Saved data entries
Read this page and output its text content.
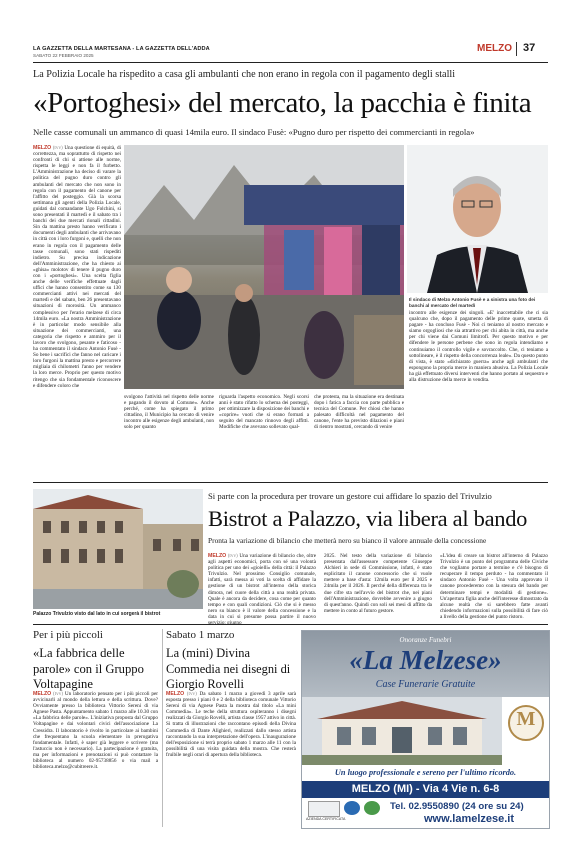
LA GAZZETTA DELLA MARTESANA - LA GAZZETTA DELL'ADDA
SABATO 22 FEBBRAIO 2025
MELZO 37
La Polizia Locale ha rispedito a casa gli ambulanti che non erano in regola con il pagamento degli stalli
«Portoghesi» del mercato, la pacchia è finita
Nelle casse comunali un ammanco di quasi 14mila euro. Il sindaco Fusè: «Pugno duro per rispetto dei commercianti in regola»
MELZO (tvv) Una questione di equità, di correttezza, ma soprattutto di rispetto nei confronti di chi si attiene alle norme, rispetta le leggi e non fa il furbetto. L'Amministrazione ha deciso di varare la politica del pugno duro contro gli ambulanti del mercato che non sono in regola con il pagamento del canone per l'affitto del posteggio. Già la scorsa settimana gli agenti della Polizia Locale, guidati dal comandante Ugo Folchini, si sono presentati il martedì e il sabato tra i banchi dei due mercati rionali cittadini. Sin da mattina presto hanno verificato i documenti degli ambulanti che arrivavano in città con i loro furgoni e, quelli che non erano in regola con il pagamento delle tasse comunali, sono stati rispediti indietro. Su precisa indicazione dell'Amministrazione, che ha chiesto ai «ghisa» molotov di tenere il pugno duro con i «portoghesi». Una scelta figlia anche delle verifiche effettuate dagli uffici che hanno consentito come su 130 commercianti attivi nei mercati del martedì e del sabato, ben 26 presentavano situazioni di morosità. Un ammanco complessivo per l'erario melzese di circa 14mila euro. «La nostra Amministrazione è in particolar modo sensibile alla situazione dei commercianti, una categoria che rispetto e ammiro per il lavoro che svolgono, pesante e faticoso - ha commentato il sindaco Antonio Fusè - So bene i sacrifici che fanno nel caricare i loro furgoni la mattina presto e percorrere migliaia di chilometri l'anno per vendere la loro merce. Proprio per questo motivo ritengo che sia fondamentale riconoscere e difendere coloro che
Il sindaco di Melzo Antonio Fusè e a sinistra una foto dei banchi al mercato del martedì
incontro alle esigenze dei singoli. «E' inaccettabile che ci sia qualcuno che, dopo il pagamento delle prime quote, smetta di pagare - ha concluso Fusè - Noi ci teniamo al nostro mercato e siamo orgogliosi che sia attrattivo per chi abita in città, ma anche per chi viene dai Comuni limitrofi. Per questo motivo e per difendere le persone perbene che sono in regola intendiamo e continuiamo il controllo vigile e sovraccolto. Che, ci teniamo a sottolineare, è il rispetto della concorrenza leale». Da questo punto di vista, è stato «dichiarato guerra» anche agli ambulanti che espongono la propria merce in maniera abusiva. La Polizia Locale ha già effettuato diversi interventi che hanno portato al sequestro e alla distruzione della merce in vendita.
svolgono l'attività nel rispetto delle norme e pagando il dovuto al Comune». Anche perché, come ha spiegato il primo cittadino, il Municipio ha cercato di venire incontro alle esigenze degli ambulanti, non solo per quanto
riguarda l'aspetto economico. Negli scorsi anni è stato rifatto lo schema dei posteggi, per ottimizzare la disposizione dei banchi e «coprire» vuoti che si erano formati a seguito del mancato rinnovo degli affitti. Modifiche che avevano sollevato qual-
che protesta, ma la situazione era destinata dopo i fatica a faccia con parte pubblica e tecnica del Comune. Per chiosi che hanno palesato difficoltà nel pagamento del canone, l'ente ha previsto dilazioni e piani di rientro mostrati, cercando di venire
Palazzo Trivulzio visto dal lato in cui sorgerà il bistrot
Si parte con la procedura per trovare un gestore cui affidare lo spazio del Trivulzio
Bistrot a Palazzo, via libera al bando
Pronta la variazione di bilancio che metterà nero su bianco il valore annuale della concessione
MELZO (tvv) Una variazione di bilancio che, oltre agli aspetti economici, porta con sé una volontà politica per uno dei «gioielli» della città: il Palazzo Trivulzio. Nel prossimo Consiglio comunale, infatti, sarà messa ai voti la scelta di affidare la gestione di un bistrot all'interno della storica dimora, nel cuore della città a una realtà privata. Quale è ancora da decidere, cosa come per quanto tempo e con quali condizioni. Ciò che si è messo nero su bianco è il valore della concessione e la data in cui si presume possa partire il nuovo
2025. Nel testo della variazione di bilancio presentata dall'assessore competente Giuseppe Alchieri in sede di Commissione, infatti, è stato esplicitato il canone concessorio che si vuole mettere a base d'asta: 12mila euro per il 2025 e 24mila per il 2026. Il perché della differenza tra le due cifre sta nell'avvio del bistrot che, nei piani dell'Amministrazione, dovrebbe avvenire a giugno di quest'anno. Quindi con soli sei mesi di affitto da mettere in conto al futuro gestore.
«L'idea di creare un bistrot all'interno di Palazzo Trivulzio è un punto del programma delle Civiche che vogliamo portare a termine e c'è bisogno di recuperare il tempo perduto - ha commentato il sindaco Antonio Fusè - Una volta approvato il canone procederemo con la stesura del bando per determinare tempi e modalità di gestione». Un'apertura figlia anche dell'interesse dimostrato da alcune realtà che si sarebbero fatte avanti chiedendo informazioni sulla possibilità di fare ciò a livello della gestione del punto ristoro.
Per i più piccoli
«La fabbrica delle parole» con il Gruppo Voltapagine
MELZO (tvv) Un laboratorio pensato per i più piccoli per avvicinarli al mondo della lettura e della scrittura. Dove? Ovviamente presso la biblioteca Vittorio Sereni di via Agnese Pasta. Appuntamento sabato 1 marzo alle 10.30 con «La fabbrica delle parole». L'iniziativa proposta dal Gruppo Voltapagine e dai volontari civici dell'associazione La Cressidra. Il laboratorio è rivolto in particolare ai bambini che frequentano la scuola elementare in prerogativa fondamentale. Infatti, è saper già leggere e scrivere (ma l'astuccio non è necessario). La partecipazione è gratuita, ma per informazioni e prenotazioni si può contattare la biblioteca al numero 02-95738856 o via mail a biblioteca.melzo@cubitreere.it.
Sabato 1 marzo
La (mini) Divina Commedia nei disegni di Giorgio Rovelli
MELZO (tvv) Da sabato 1 marzo a giovedì 3 aprile sarà esposta presso i piani 0 e 2 della biblioteca comunale Vittorio Sereni di via Agnese Pasta la mostra dal titolo «La mini Commedia». Le teche della struttura ospiteranno i disegni realizzati da Giorgio Rovelli, artista classe 1957 attivo in città. Si tratta di illustrazioni che raccontano episodi della Divina Commedia di Dante Alighieri, realizzati dallo stesso artista raccontando la sua interpretazione dell'opera. L'inaugurazione dell'esposizione si terrà proprio sabato 1 marzo alle 11 con la possibilità di una visita guidata della mostra. Che resterà fruibile negli orari di apertura della biblioteca.
Onoranze Funebri
«La Melzese»
Case Funerarie Gratuite
M
Un luogo professionale e sereno per l'ultimo ricordo.
MELZO (MI) - Via 4 Vie n. 6-8
AZIENDA CERTIFICATA
Tel. 02.9550890 (24 ore su 24)
www.lamelzese.it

DESCRIPTION OF THE TASK » Transcribe the full listing above exactly as it stands, minus the pictures.

EXERCISE RESULT »
Read this page and output its text content.
LA GAZZETTA DELLA MARTESANA - LA GAZZETTA DELL'ADDA
SABATO 22 FEBBRAIO 2025
MELZO 37
La Polizia Locale ha rispedito a casa gli ambulanti che non erano in regola con il pagamento degli stalli
«Portoghesi» del mercato, la pacchia è finita
Nelle casse comunali un ammanco di quasi 14mila euro. Il sindaco Fusè: «Pugno duro per rispetto dei commercianti in regola»
MELZO (tvv) Una questione di equità, di correttezza, ma soprattutto di rispetto nei confronti di chi si attiene alle norme, rispetta le leggi e non fa il furbetto. L'Amministrazione ha deciso di varare la politica del pugno duro contro gli ambulanti del mercato che non sono in regola con il pagamento del canone per l'affitto del posteggio. Già la scorsa settimana gli agenti della Polizia Locale, guidati dal comandante Ugo Folchini, si sono presentati il martedì e il sabato tra i banchi dei due mercati rionali cittadini. Sin da mattina presto hanno verificato i documenti degli ambulanti che arrivavano in città con i loro furgoni e, quelli che non erano in regola con il pagamento delle tasse comunali, sono stati rispediti indietro. Su precisa indicazione dell'Amministrazione, che ha chiesto ai «ghisa» molotov di tenere il pugno duro con i «portoghesi». Una scelta figlia anche delle verifiche effettuate dagli uffici che hanno consentito come su 130 commercianti attivi nei mercati del martedì e del sabato, ben 26 presentavano situazioni di morosità. Un ammanco complessivo per l'erario melzese di circa 14mila euro. «La nostra Amministrazione è in particolar modo sensibile alla situazione dei commercianti, una categoria che rispetto e ammiro per il lavoro che svolgono, pesante e faticoso - ha commentato il sindaco Antonio Fusè - So bene i sacrifici che fanno nel caricare i loro furgoni la mattina presto e percorrere migliaia di chilometri l'anno per vendere la loro merce. Proprio per questo motivo ritengo che sia fondamentale riconoscere e difendere coloro che
Il sindaco di Melzo Antonio Fusè e a sinistra una foto dei banchi al mercato del martedì
incontro alle esigenze dei singoli. «E' inaccettabile che ci sia qualcuno che, dopo il pagamento delle prime quote, smetta di pagare - ha concluso Fusè - Noi ci teniamo al nostro mercato e siamo orgogliosi che sia attrattivo per chi abita in città, ma anche per chi viene dai Comuni limitrofi. Per questo motivo e per difendere le persone perbene che sono in regola intendiamo e continuiamo il controllo vigile e sovraccolto. Che, ci teniamo a sottolineare, è il rispetto della concorrenza leale». Da questo punto di vista, è stato «dichiarato guerra» anche agli ambulanti che espongono la propria merce in maniera abusiva. La Polizia Locale ha già effettuato diversi interventi che hanno portato al sequestro e alla distruzione della merce in vendita.
svolgono l'attività nel rispetto delle norme e pagando il dovuto al Comune». Anche perché, come ha spiegato il primo cittadino, il Municipio ha cercato di venire incontro alle esigenze degli ambulanti, non solo per quanto
riguarda l'aspetto economico. Negli scorsi anni è stato rifatto lo schema dei posteggi, per ottimizzare la disposizione dei banchi e «coprire» vuoti che si erano formati a seguito del mancato rinnovo degli affitti. Modifiche che avevano sollevato qual-
che protesta, ma la situazione era destinata dopo i fatica a faccia con parte pubblica e tecnica del Comune. Per chiosi che hanno palesato difficoltà nel pagamento del canone, l'ente ha previsto dilazioni e piani di rientro mostrati, cercando di venire
Palazzo Trivulzio visto dal lato in cui sorgerà il bistrot
Si parte con la procedura per trovare un gestore cui affidare lo spazio del Trivulzio
Bistrot a Palazzo, via libera al bando
Pronta la variazione di bilancio che metterà nero su bianco il valore annuale della concessione
MELZO (tvv) Una variazione di bilancio che, oltre agli aspetti economici, porta con sé una volontà politica per uno dei «gioielli» della città: il Palazzo Trivulzio. Nel prossimo Consiglio comunale, infatti, sarà messa ai voti la scelta di affidare la gestione di un bistrot all'interno della storica dimora, nel cuore della città a una realtà privata. Quale è ancora da decidere, cosa come per quanto tempo e con quali condizioni. Ciò che si è messo nero su bianco è il valore della concessione e la data in cui si presume possa partire il nuovo
2025. Nel testo della variazione di bilancio presentata dall'assessore competente Giuseppe Alchieri in sede di Commissione, infatti, è stato esplicitato il canone concessorio che si vuole mettere a base d'asta: 12mila euro per il 2025 e 24mila per il 2026. Il perché della differenza tra le due cifre sta nell'avvio del bistrot che, nei piani dell'Amministrazione, dovrebbe avvenire a giugno di quest'anno. Quindi con soli sei mesi di affitto da mettere in conto al futuro gestore.
«L'idea di creare un bistrot all'interno di Palazzo Trivulzio è un punto del programma delle Civiche che vogliamo portare a termine e c'è bisogno di recuperare il tempo perduto - ha commentato il sindaco Antonio Fusè - Una volta approvato il canone procederemo con la stesura del bando per determinare tempi e modalità di gestione». Un'apertura figlia anche dell'interesse dimostrato da alcune realtà che si sarebbero fatte avanti chiedendo informazioni sulla possibilità di fare ciò a livello della gestione del punto ristoro.
Per i più piccoli
«La fabbrica delle parole» con il Gruppo Voltapagine
MELZO (tvv) Un laboratorio pensato per i più piccoli per avvicinarli al mondo della lettura e della scrittura. Dove? Ovviamente presso la biblioteca Vittorio Sereni di via Agnese Pasta. Appuntamento sabato 1 marzo alle 10.30 con «La fabbrica delle parole». L'iniziativa proposta dal Gruppo Voltapagine e dai volontari civici dell'associazione La Cressidra. Il laboratorio è rivolto in particolare ai bambini che frequentano la scuola elementare in prerogativa fondamentale. Infatti, è saper già leggere e scrivere (ma l'astuccio non è necessario). La partecipazione è gratuita, ma per informazioni e prenotazioni si può contattare la biblioteca al numero 02-95738856 o via mail a biblioteca.melzo@cubitreere.it.
Sabato 1 marzo
La (mini) Divina Commedia nei disegni di Giorgio Rovelli
MELZO (tvv) Da sabato 1 marzo a giovedì 3 aprile sarà esposta presso i piani 0 e 2 della biblioteca comunale Vittorio Sereni di via Agnese Pasta la mostra dal titolo «La mini Commedia». Le teche della struttura ospiteranno i disegni realizzati da Giorgio Rovelli, artista classe 1957 attivo in città. Si tratta di illustrazioni che raccontano episodi della Divina Commedia di Dante Alighieri, realizzati dallo stesso artista raccontando la sua interpretazione dell'opera. L'inaugurazione dell'esposizione si terrà proprio sabato 1 marzo alle 11 con la possibilità di una visita guidata della mostra. Che resterà fruibile negli orari di apertura della biblioteca.
Onoranze Funebri
«La Melzese»
Case Funerarie Gratuite
M
Un luogo professionale e sereno per l'ultimo ricordo.
MELZO (MI) - Via 4 Vie n. 6-8
AZIENDA CERTIFICATA
Tel. 02.9550890 (24 ore su 24)
www.lamelzese.it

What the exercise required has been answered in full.